REQUIREMENTS:
Repeat exactly the lines that run from the one containing "What does this" to the end of the data, and leave out all others.

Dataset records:

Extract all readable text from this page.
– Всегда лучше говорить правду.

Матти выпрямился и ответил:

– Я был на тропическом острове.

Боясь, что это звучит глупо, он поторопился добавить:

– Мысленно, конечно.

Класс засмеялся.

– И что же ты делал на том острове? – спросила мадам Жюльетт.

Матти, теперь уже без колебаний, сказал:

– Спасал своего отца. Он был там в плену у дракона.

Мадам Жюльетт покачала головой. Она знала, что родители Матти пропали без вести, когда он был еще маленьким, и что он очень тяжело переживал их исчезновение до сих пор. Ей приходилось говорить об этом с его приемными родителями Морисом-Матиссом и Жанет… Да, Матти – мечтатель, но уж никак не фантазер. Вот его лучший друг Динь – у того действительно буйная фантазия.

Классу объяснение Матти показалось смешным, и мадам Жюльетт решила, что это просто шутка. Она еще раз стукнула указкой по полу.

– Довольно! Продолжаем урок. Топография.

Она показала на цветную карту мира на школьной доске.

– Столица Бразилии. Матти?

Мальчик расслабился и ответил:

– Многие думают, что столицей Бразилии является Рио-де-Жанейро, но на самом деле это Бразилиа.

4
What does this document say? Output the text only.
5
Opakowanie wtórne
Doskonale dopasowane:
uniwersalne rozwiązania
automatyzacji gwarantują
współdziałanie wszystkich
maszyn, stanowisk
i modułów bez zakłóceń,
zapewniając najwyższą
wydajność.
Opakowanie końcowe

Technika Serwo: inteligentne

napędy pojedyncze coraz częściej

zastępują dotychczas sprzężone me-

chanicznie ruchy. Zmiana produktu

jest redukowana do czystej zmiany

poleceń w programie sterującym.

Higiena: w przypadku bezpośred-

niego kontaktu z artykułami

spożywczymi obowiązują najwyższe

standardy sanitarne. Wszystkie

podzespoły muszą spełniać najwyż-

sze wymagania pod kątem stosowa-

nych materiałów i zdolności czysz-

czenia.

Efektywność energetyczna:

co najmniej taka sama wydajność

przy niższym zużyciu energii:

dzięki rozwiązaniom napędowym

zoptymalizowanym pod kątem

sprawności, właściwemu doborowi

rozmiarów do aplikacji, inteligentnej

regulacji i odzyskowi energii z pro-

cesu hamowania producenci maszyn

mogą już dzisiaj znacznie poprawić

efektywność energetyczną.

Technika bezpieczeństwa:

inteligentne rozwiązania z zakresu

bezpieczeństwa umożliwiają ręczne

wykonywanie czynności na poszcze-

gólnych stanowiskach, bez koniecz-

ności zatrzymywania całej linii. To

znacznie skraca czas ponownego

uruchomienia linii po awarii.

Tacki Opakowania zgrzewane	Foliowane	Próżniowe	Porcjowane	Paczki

SOLUTION TO THIS PROBLEM:
What does this document say? Output the text only.
5
Opakowanie wtórne
Doskonale dopasowane:
uniwersalne rozwiązania
automatyzacji gwarantują
współdziałanie wszystkich
maszyn, stanowisk
i modułów bez zakłóceń,
zapewniając najwyższą
wydajność.
Opakowanie końcowe

Technika Serwo: inteligentne

napędy pojedyncze coraz częściej

zastępują dotychczas sprzężone me-

chanicznie ruchy. Zmiana produktu

jest redukowana do czystej zmiany

poleceń w programie sterującym.

Higiena: w przypadku bezpośred-

niego kontaktu z artykułami

spożywczymi obowiązują najwyższe

standardy sanitarne. Wszystkie

podzespoły muszą spełniać najwyż-

sze wymagania pod kątem stosowa-

nych materiałów i zdolności czysz-

czenia.

Efektywność energetyczna:

co najmniej taka sama wydajność

przy niższym zużyciu energii:

dzięki rozwiązaniom napędowym

zoptymalizowanym pod kątem

sprawności, właściwemu doborowi

rozmiarów do aplikacji, inteligentnej

regulacji i odzyskowi energii z pro-

cesu hamowania producenci maszyn

mogą już dzisiaj znacznie poprawić

efektywność energetyczną.

Technika bezpieczeństwa:

inteligentne rozwiązania z zakresu

bezpieczeństwa umożliwiają ręczne

wykonywanie czynności na poszcze-

gólnych stanowiskach, bez koniecz-

ności zatrzymywania całej linii. To

znacznie skraca czas ponownego

uruchomienia linii po awarii.

Tacki Opakowania zgrzewane	Foliowane	Próżniowe	Porcjowane	Paczki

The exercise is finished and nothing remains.